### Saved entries
===============
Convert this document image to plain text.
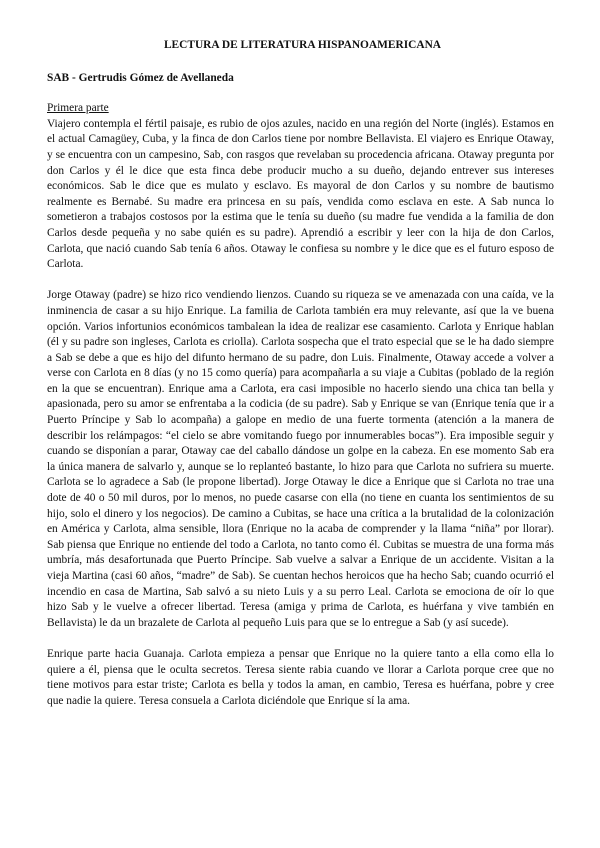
LECTURA DE LITERATURA HISPANOAMERICANA
SAB - Gertrudis Gómez de Avellaneda
Primera parte

Viajero contempla el fértil paisaje, es rubio de ojos azules, nacido en una región del Norte (inglés). Estamos en el actual Camagüey, Cuba, y la finca de don Carlos tiene por nombre Bellavista. El viajero es Enrique Otaway, y se encuentra con un campesino, Sab, con rasgos que revelaban su procedencia africana. Otaway pregunta por don Carlos y él le dice que esta finca debe producir mucho a su dueño, dejando entrever sus intereses económicos. Sab le dice que es mulato y esclavo. Es mayoral de don Carlos y su nombre de bautismo realmente es Bernabé. Su madre era princesa en su país, vendida como esclava en este. A Sab nunca lo sometieron a trabajos costosos por la estima que le tenía su dueño (su madre fue vendida a la familia de don Carlos desde pequeña y no sabe quién es su padre). Aprendió a escribir y leer con la hija de don Carlos, Carlota, que nació cuando Sab tenía 6 años. Otaway le confiesa su nombre y le dice que es el futuro esposo de Carlota.

Jorge Otaway (padre) se hizo rico vendiendo lienzos. Cuando su riqueza se ve amenazada con una caída, ve la inminencia de casar a su hijo Enrique. La familia de Carlota también era muy relevante, así que la ve buena opción. Varios infortunios económicos tambalean la idea de realizar ese casamiento. Carlota y Enrique hablan (él y su padre son ingleses, Carlota es criolla). Carlota sospecha que el trato especial que se le ha dado siempre a Sab se debe a que es hijo del difunto hermano de su padre, don Luis. Finalmente, Otaway accede a volver a verse con Carlota en 8 días (y no 15 como quería) para acompañarla a su viaje a Cubitas (poblado de la región en la que se encuentran). Enrique ama a Carlota, era casi imposible no hacerlo siendo una chica tan bella y apasionada, pero su amor se enfrentaba a la codicia (de su padre). Sab y Enrique se van (Enrique tenía que ir a Puerto Príncipe y Sab lo acompaña) a galope en medio de una fuerte tormenta (atención a la manera de describir los relámpagos: “el cielo se abre vomitando fuego por innumerables bocas”). Era imposible seguir y cuando se disponían a parar, Otaway cae del caballo dándose un golpe en la cabeza. En ese momento Sab era la única manera de salvarlo y, aunque se lo replanteó bastante, lo hizo para que Carlota no sufriera su muerte. Carlota se lo agradece a Sab (le propone libertad). Jorge Otaway le dice a Enrique que si Carlota no trae una dote de 40 o 50 mil duros, por lo menos, no puede casarse con ella (no tiene en cuanta los sentimientos de su hijo, solo el dinero y los negocios). De camino a Cubitas, se hace una crítica a la brutalidad de la colonización en América y Carlota, alma sensible, llora (Enrique no la acaba de comprender y la llama “niña” por llorar). Sab piensa que Enrique no entiende del todo a Carlota, no tanto como él. Cubitas se muestra de una forma más umbría, más desafortunada que Puerto Príncipe. Sab vuelve a salvar a Enrique de un accidente. Visitan a la vieja Martina (casi 60 años, “madre” de Sab). Se cuentan hechos heroicos que ha hecho Sab; cuando ocurrió el incendio en casa de Martina, Sab salvó a su nieto Luis y a su perro Leal. Carlota se emociona de oír lo que hizo Sab y le vuelve a ofrecer libertad. Teresa (amiga y prima de Carlota, es huérfana y vive también en Bellavista) le da un brazalete de Carlota al pequeño Luis para que se lo entregue a Sab (y así sucede).

Enrique parte hacia Guanaja. Carlota empieza a pensar que Enrique no la quiere tanto a ella como ella lo quiere a él, piensa que le oculta secretos. Teresa siente rabia cuando ve llorar a Carlota porque cree que no tiene motivos para estar triste; Carlota es bella y todos la aman, en cambio, Teresa es huérfana, pobre y cree que nadie la quiere. Teresa consuela a Carlota diciéndole que Enrique sí la ama.
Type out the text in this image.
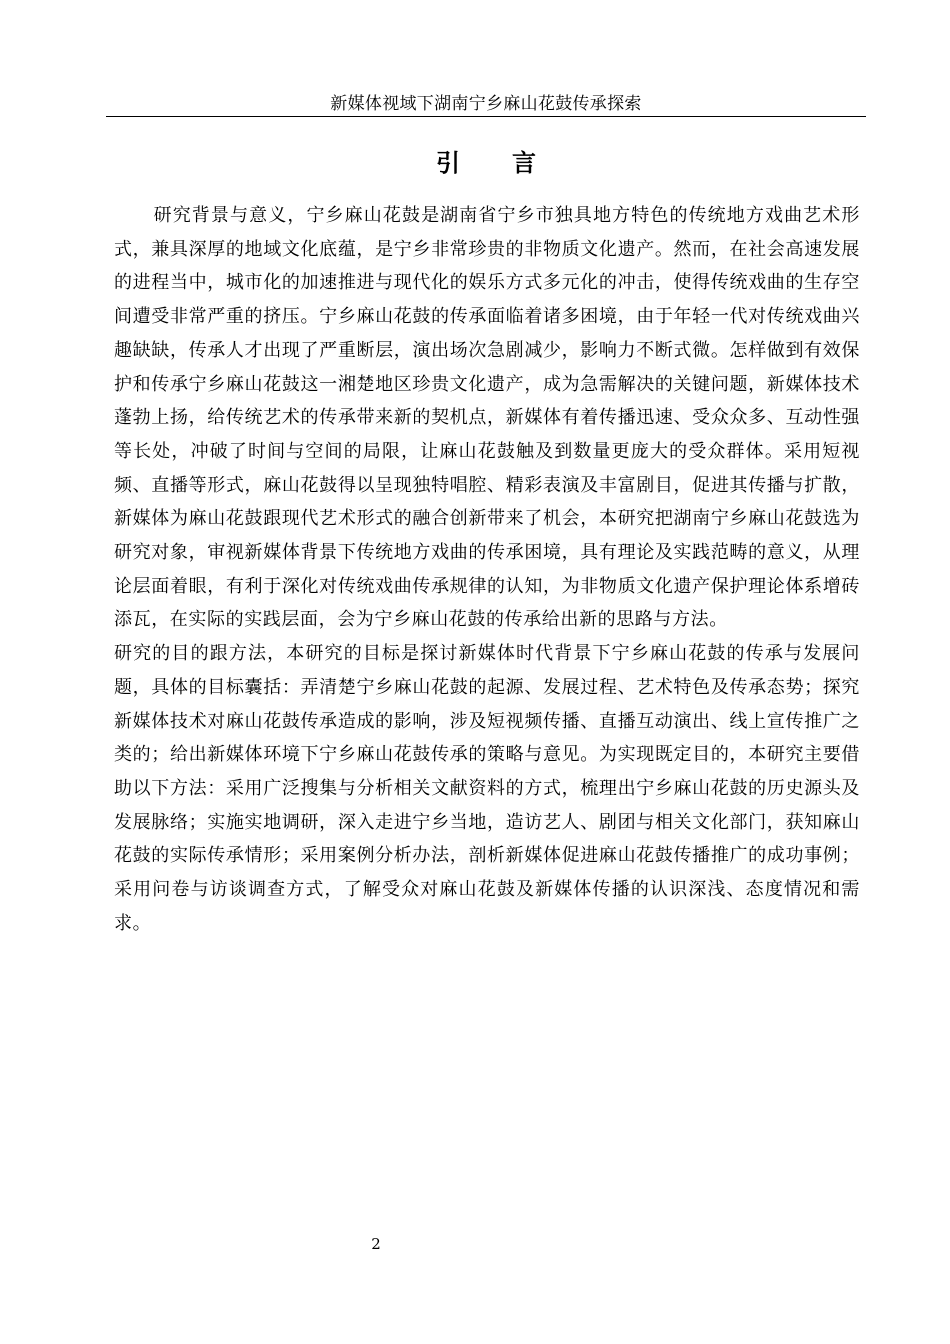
新媒体视域下湖南宁乡麻山花鼓传承探索
引 言

研究背景与意义，宁乡麻山花鼓是湖南省宁乡市独具地方特色的传统地方戏曲艺术形式，兼具深厚的地域文化底蕴，是宁乡非常珍贵的非物质文化遗产。然而，在社会高速发展的进程当中，城市化的加速推进与现代化的娱乐方式多元化的冲击，使得传统戏曲的生存空间遭受非常严重的挤压。宁乡麻山花鼓的传承面临着诸多困境，由于年轻一代对传统戏曲兴趣缺缺，传承人才出现了严重断层，演出场次急剧减少，影响力不断式微。怎样做到有效保护和传承宁乡麻山花鼓这一湘楚地区珍贵文化遗产，成为急需解决的关键问题，新媒体技术蓬勃上扬，给传统艺术的传承带来新的契机点，新媒体有着传播迅速、受众众多、互动性强等长处，冲破了时间与空间的局限，让麻山花鼓触及到数量更庞大的受众群体。采用短视频、直播等形式，麻山花鼓得以呈现独特唱腔、精彩表演及丰富剧目，促进其传播与扩散，新媒体为麻山花鼓跟现代艺术形式的融合创新带来了机会，本研究把湖南宁乡麻山花鼓选为研究对象，审视新媒体背景下传统地方戏曲的传承困境，具有理论及实践范畴的意义，从理论层面着眼，有利于深化对传统戏曲传承规律的认知，为非物质文化遗产保护理论体系增砖添瓦，在实际的实践层面，会为宁乡麻山花鼓的传承给出新的思路与方法。

研究的目的跟方法，本研究的目标是探讨新媒体时代背景下宁乡麻山花鼓的传承与发展问题，具体的目标囊括：弄清楚宁乡麻山花鼓的起源、发展过程、艺术特色及传承态势；探究新媒体技术对麻山花鼓传承造成的影响，涉及短视频传播、直播互动演出、线上宣传推广之类的；给出新媒体环境下宁乡麻山花鼓传承的策略与意见。为实现既定目的，本研究主要借助以下方法：采用广泛搜集与分析相关文献资料的方式，梳理出宁乡麻山花鼓的历史源头及发展脉络；实施实地调研，深入走进宁乡当地，造访艺人、剧团与相关文化部门，获知麻山花鼓的实际传承情形；采用案例分析办法，剖析新媒体促进麻山花鼓传播推广的成功事例；采用问卷与访谈调查方式，了解受众对麻山花鼓及新媒体传播的认识深浅、态度情况和需求。

2
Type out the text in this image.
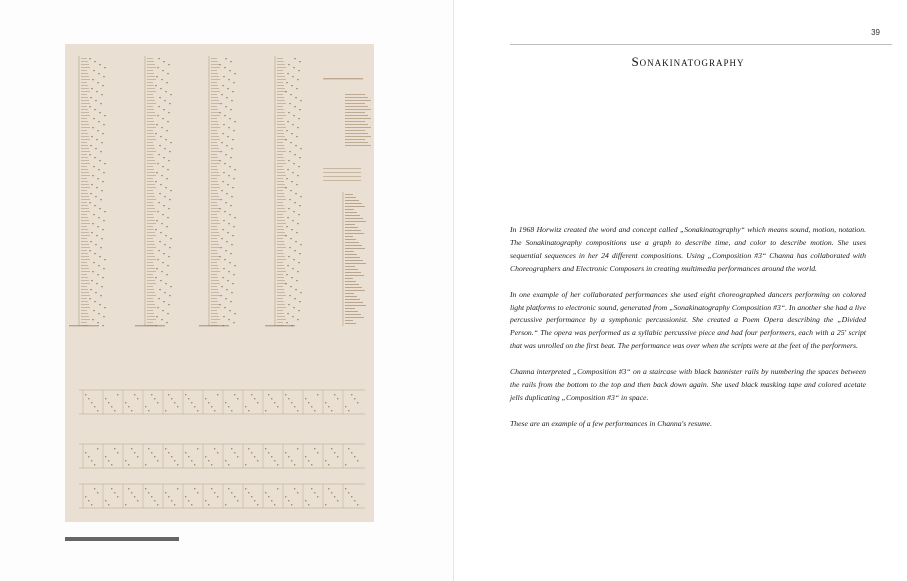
39
Sonakinatography

In 1968 Horwitz created the word and concept called „Sonakinatography“ which means sound, motion, notation. The Sonakinatography compositions use a graph to describe time, and color to describe motion. She uses sequential sequences in her 24 different compositions. Using „Composition #3“ Channa has collaborated with Choreographers and Electronic Composers in creating multimedia performances around the world.

In one example of her collaborated performances she used eight choreographed dancers performing on colored light platforms to electronic sound, generated from „Sonakinatography Composition #3“. In another she had a live percussive performance by a symphonic percussionist. She created a Poem Opera describing the „Divided Person.“ The opera was performed as a syllabic percussive piece and had four performers, each with a 25' script that was unrolled on the first beat. The performance was over when the scripts were at the feet of the performers.

Channa interpreted „Composition #3“ on a staircase with black bannister rails by numbering the spaces between the rails from the bottom to the top and then back down again. She used black masking tape and colored acetate jells duplicating „Composition #3“ in space.

These are an example of a few performances in Channa's resume.
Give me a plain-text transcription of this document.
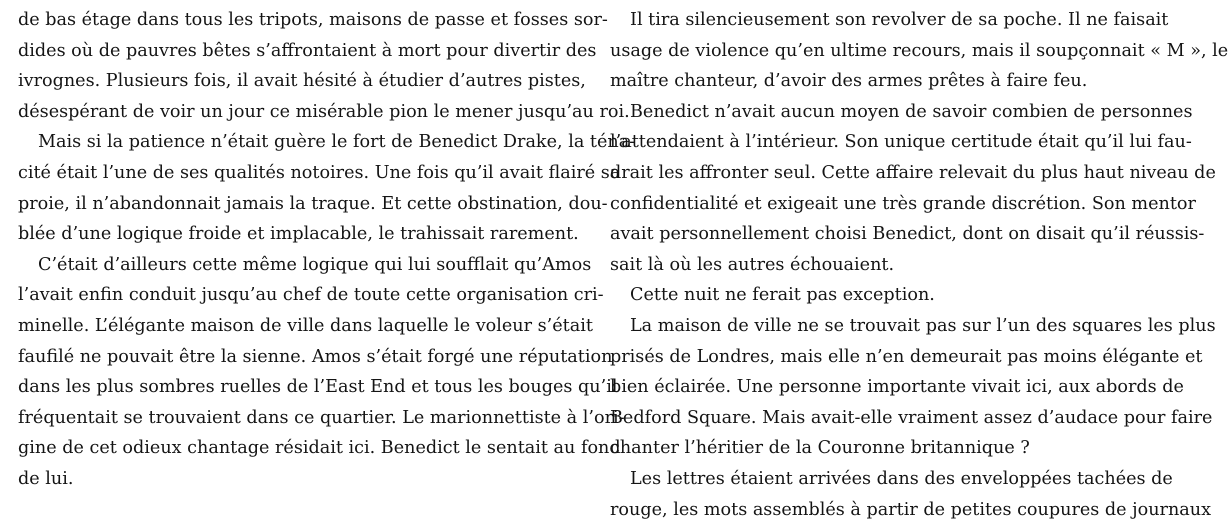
de bas étage dans tous les tripots, maisons de passe et fosses sor-
dides où de pauvres bêtes s’affrontaient à mort pour divertir des
ivrognes. Plusieurs fois, il avait hésité à étudier d’autres pistes,
désespérant de voir un jour ce misérable pion le mener jusqu’au roi.
Mais si la patience n’était guère le fort de Benedict Drake, la téna-
cité était l’une de ses qualités notoires. Une fois qu’il avait flairé sa
proie, il n’abandonnait jamais la traque. Et cette obstination, dou-
blée d’une logique froide et implacable, le trahissait rarement.
C’était d’ailleurs cette même logique qui lui soufflait qu’Amos
l’avait enfin conduit jusqu’au chef de toute cette organisation cri-
minelle. L’élégante maison de ville dans laquelle le voleur s’était
faufilé ne pouvait être la sienne. Amos s’était forgé une réputation
dans les plus sombres ruelles de l’East End et tous les bouges qu’il
fréquentait se trouvaient dans ce quartier. Le marionnettiste à l’ori-
gine de cet odieux chantage résidait ici. Benedict le sentait au fond
de lui.
Il tira silencieusement son revolver de sa poche. Il ne faisait
usage de violence qu’en ultime recours, mais il soupçonnait « M », le
maître chanteur, d’avoir des armes prêtes à faire feu.
Benedict n’avait aucun moyen de savoir combien de personnes
l’attendaient à l’intérieur. Son unique certitude était qu’il lui fau-
drait les affronter seul. Cette affaire relevait du plus haut niveau de
confidentialité et exigeait une très grande discrétion. Son mentor
avait personnellement choisi Benedict, dont on disait qu’il réussis-
sait là où les autres échouaient.
Cette nuit ne ferait pas exception.
La maison de ville ne se trouvait pas sur l’un des squares les plus
prisés de Londres, mais elle n’en demeurait pas moins élégante et
bien éclairée. Une personne importante vivait ici, aux abords de
Bedford Square. Mais avait-elle vraiment assez d’audace pour faire
chanter l’héritier de la Couronne britannique ?
Les lettres étaient arrivées dans des enveloppées tachées de
rouge, les mots assemblés à partir de petites coupures de journaux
===============
### What to work on
Print once more, exactly, the lines from the one with "Give me a plain-text" through the last line of the data, both ends included, without any pictures.

### Result of the task
Give me a plain-text transcription of this document.
de bas étage dans tous les tripots, maisons de passe et fosses sor-
dides où de pauvres bêtes s’affrontaient à mort pour divertir des
ivrognes. Plusieurs fois, il avait hésité à étudier d’autres pistes,
désespérant de voir un jour ce misérable pion le mener jusqu’au roi.
Mais si la patience n’était guère le fort de Benedict Drake, la téna-
cité était l’une de ses qualités notoires. Une fois qu’il avait flairé sa
proie, il n’abandonnait jamais la traque. Et cette obstination, dou-
blée d’une logique froide et implacable, le trahissait rarement.
C’était d’ailleurs cette même logique qui lui soufflait qu’Amos
l’avait enfin conduit jusqu’au chef de toute cette organisation cri-
minelle. L’élégante maison de ville dans laquelle le voleur s’était
faufilé ne pouvait être la sienne. Amos s’était forgé une réputation
dans les plus sombres ruelles de l’East End et tous les bouges qu’il
fréquentait se trouvaient dans ce quartier. Le marionnettiste à l’ori-
gine de cet odieux chantage résidait ici. Benedict le sentait au fond
de lui.
Il tira silencieusement son revolver de sa poche. Il ne faisait
usage de violence qu’en ultime recours, mais il soupçonnait « M », le
maître chanteur, d’avoir des armes prêtes à faire feu.
Benedict n’avait aucun moyen de savoir combien de personnes
l’attendaient à l’intérieur. Son unique certitude était qu’il lui fau-
drait les affronter seul. Cette affaire relevait du plus haut niveau de
confidentialité et exigeait une très grande discrétion. Son mentor
avait personnellement choisi Benedict, dont on disait qu’il réussis-
sait là où les autres échouaient.
Cette nuit ne ferait pas exception.
La maison de ville ne se trouvait pas sur l’un des squares les plus
prisés de Londres, mais elle n’en demeurait pas moins élégante et
bien éclairée. Une personne importante vivait ici, aux abords de
Bedford Square. Mais avait-elle vraiment assez d’audace pour faire
chanter l’héritier de la Couronne britannique ?
Les lettres étaient arrivées dans des enveloppées tachées de
rouge, les mots assemblés à partir de petites coupures de journaux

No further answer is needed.